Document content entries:

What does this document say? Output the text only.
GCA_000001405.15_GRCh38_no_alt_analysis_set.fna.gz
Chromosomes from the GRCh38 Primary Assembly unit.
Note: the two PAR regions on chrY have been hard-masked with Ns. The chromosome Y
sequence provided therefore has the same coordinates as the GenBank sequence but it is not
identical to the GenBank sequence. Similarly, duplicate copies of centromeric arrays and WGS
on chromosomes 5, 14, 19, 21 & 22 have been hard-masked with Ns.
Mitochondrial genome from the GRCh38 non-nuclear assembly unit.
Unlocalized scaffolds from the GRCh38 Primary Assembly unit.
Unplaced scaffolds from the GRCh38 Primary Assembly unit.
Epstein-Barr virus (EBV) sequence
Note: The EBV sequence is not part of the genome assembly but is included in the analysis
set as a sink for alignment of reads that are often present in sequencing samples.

▸ **Brief**: All records above must be set down exactly, please.

▸ **Result for this exercise**:
What does this document say? Output the text only.
GCA_000001405.15_GRCh38_no_alt_analysis_set.fna.gz
Chromosomes from the GRCh38 Primary Assembly unit.
Note: the two PAR regions on chrY have been hard-masked with Ns. The chromosome Y
sequence provided therefore has the same coordinates as the GenBank sequence but it is not
identical to the GenBank sequence. Similarly, duplicate copies of centromeric arrays and WGS
on chromosomes 5, 14, 19, 21 & 22 have been hard-masked with Ns.
Mitochondrial genome from the GRCh38 non-nuclear assembly unit.
Unlocalized scaffolds from the GRCh38 Primary Assembly unit.
Unplaced scaffolds from the GRCh38 Primary Assembly unit.
Epstein-Barr virus (EBV) sequence
Note: The EBV sequence is not part of the genome assembly but is included in the analysis
set as a sink for alignment of reads that are often present in sequencing samples.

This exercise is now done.